> _Given task_: Reproduce the entries below verbatim, starting with their very first line and going on through the line containing "branches xyxy=(236,981,418,1046)", that line included.
———
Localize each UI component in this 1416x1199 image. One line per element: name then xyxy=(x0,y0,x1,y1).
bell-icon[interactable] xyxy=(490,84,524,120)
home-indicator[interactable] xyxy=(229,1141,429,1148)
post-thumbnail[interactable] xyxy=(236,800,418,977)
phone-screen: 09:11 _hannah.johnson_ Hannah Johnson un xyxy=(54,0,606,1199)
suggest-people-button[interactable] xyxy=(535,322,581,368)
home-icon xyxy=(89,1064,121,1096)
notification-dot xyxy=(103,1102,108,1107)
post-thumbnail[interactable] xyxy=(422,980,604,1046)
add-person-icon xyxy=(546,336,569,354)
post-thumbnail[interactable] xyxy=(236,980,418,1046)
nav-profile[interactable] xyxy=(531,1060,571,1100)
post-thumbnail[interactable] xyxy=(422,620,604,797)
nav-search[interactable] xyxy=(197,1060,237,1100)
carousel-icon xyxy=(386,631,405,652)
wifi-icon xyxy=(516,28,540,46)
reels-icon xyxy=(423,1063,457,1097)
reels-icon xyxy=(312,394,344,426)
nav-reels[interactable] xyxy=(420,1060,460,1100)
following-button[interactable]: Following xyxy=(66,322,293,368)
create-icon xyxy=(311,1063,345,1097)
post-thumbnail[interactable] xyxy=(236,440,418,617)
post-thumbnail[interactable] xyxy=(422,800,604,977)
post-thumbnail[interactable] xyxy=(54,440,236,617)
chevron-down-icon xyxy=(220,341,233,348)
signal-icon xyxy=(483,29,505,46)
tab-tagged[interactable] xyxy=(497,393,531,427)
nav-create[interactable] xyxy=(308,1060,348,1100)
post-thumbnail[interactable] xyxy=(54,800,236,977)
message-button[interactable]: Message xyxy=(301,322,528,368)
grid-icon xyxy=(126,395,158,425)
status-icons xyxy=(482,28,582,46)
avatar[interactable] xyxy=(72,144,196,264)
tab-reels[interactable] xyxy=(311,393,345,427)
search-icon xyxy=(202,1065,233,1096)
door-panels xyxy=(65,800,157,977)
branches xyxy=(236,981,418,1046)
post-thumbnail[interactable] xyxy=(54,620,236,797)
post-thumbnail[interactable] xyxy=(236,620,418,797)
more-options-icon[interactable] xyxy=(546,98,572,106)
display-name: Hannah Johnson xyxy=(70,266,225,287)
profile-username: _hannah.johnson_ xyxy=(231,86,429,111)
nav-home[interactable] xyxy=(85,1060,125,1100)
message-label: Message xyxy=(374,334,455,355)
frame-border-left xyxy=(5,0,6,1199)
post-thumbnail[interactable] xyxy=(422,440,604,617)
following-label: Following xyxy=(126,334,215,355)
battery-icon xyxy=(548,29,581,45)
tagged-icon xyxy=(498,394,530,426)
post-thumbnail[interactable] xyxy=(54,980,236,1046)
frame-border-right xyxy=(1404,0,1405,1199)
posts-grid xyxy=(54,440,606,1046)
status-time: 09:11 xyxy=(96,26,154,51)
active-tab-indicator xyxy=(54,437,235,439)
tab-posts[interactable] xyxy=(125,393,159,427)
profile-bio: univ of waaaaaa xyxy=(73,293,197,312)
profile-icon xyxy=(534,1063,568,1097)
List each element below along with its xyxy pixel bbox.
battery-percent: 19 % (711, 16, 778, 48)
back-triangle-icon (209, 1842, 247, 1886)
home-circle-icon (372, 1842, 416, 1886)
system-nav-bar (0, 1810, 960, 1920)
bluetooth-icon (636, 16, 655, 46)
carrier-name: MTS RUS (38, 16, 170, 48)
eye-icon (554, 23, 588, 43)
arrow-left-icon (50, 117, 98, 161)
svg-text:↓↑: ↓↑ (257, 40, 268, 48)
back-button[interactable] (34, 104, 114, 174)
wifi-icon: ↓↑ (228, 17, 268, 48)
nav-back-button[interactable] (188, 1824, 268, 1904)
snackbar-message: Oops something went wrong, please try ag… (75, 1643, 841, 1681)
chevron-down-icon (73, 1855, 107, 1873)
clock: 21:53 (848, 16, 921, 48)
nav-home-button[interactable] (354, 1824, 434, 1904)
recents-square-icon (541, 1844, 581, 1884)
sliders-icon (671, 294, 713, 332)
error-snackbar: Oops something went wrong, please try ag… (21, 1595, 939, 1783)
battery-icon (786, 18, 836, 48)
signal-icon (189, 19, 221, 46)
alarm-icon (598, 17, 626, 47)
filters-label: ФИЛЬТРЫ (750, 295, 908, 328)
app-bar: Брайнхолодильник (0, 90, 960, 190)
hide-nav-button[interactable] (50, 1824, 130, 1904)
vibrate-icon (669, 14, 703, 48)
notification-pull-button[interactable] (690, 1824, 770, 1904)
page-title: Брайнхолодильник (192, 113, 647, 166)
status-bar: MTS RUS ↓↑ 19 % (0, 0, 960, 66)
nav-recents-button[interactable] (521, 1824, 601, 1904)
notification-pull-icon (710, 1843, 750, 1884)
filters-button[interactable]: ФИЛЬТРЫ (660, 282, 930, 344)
———
> _Correct response_:
Localize each UI component in this 1416x1199 image. One line per element: name then xyxy=(x0,y0,x1,y1).
bell-icon[interactable] xyxy=(490,84,524,120)
home-indicator[interactable] xyxy=(229,1141,429,1148)
post-thumbnail[interactable] xyxy=(236,800,418,977)
phone-screen: 09:11 _hannah.johnson_ Hannah Johnson un xyxy=(54,0,606,1199)
suggest-people-button[interactable] xyxy=(535,322,581,368)
home-icon xyxy=(89,1064,121,1096)
notification-dot xyxy=(103,1102,108,1107)
post-thumbnail[interactable] xyxy=(422,980,604,1046)
add-person-icon xyxy=(546,336,569,354)
post-thumbnail[interactable] xyxy=(236,980,418,1046)
nav-profile[interactable] xyxy=(531,1060,571,1100)
post-thumbnail[interactable] xyxy=(422,620,604,797)
nav-search[interactable] xyxy=(197,1060,237,1100)
carousel-icon xyxy=(386,631,405,652)
wifi-icon xyxy=(516,28,540,46)
reels-icon xyxy=(423,1063,457,1097)
reels-icon xyxy=(312,394,344,426)
nav-reels[interactable] xyxy=(420,1060,460,1100)
following-button[interactable]: Following xyxy=(66,322,293,368)
create-icon xyxy=(311,1063,345,1097)
post-thumbnail[interactable] xyxy=(236,440,418,617)
post-thumbnail[interactable] xyxy=(422,800,604,977)
post-thumbnail[interactable] xyxy=(54,440,236,617)
chevron-down-icon xyxy=(220,341,233,348)
signal-icon xyxy=(483,29,505,46)
tab-tagged[interactable] xyxy=(497,393,531,427)
nav-create[interactable] xyxy=(308,1060,348,1100)
post-thumbnail[interactable] xyxy=(54,800,236,977)
message-button[interactable]: Message xyxy=(301,322,528,368)
grid-icon xyxy=(126,395,158,425)
status-icons xyxy=(482,28,582,46)
avatar[interactable] xyxy=(72,144,196,264)
tab-reels[interactable] xyxy=(311,393,345,427)
search-icon xyxy=(202,1065,233,1096)
door-panels xyxy=(65,800,157,977)
branches xyxy=(236,981,418,1046)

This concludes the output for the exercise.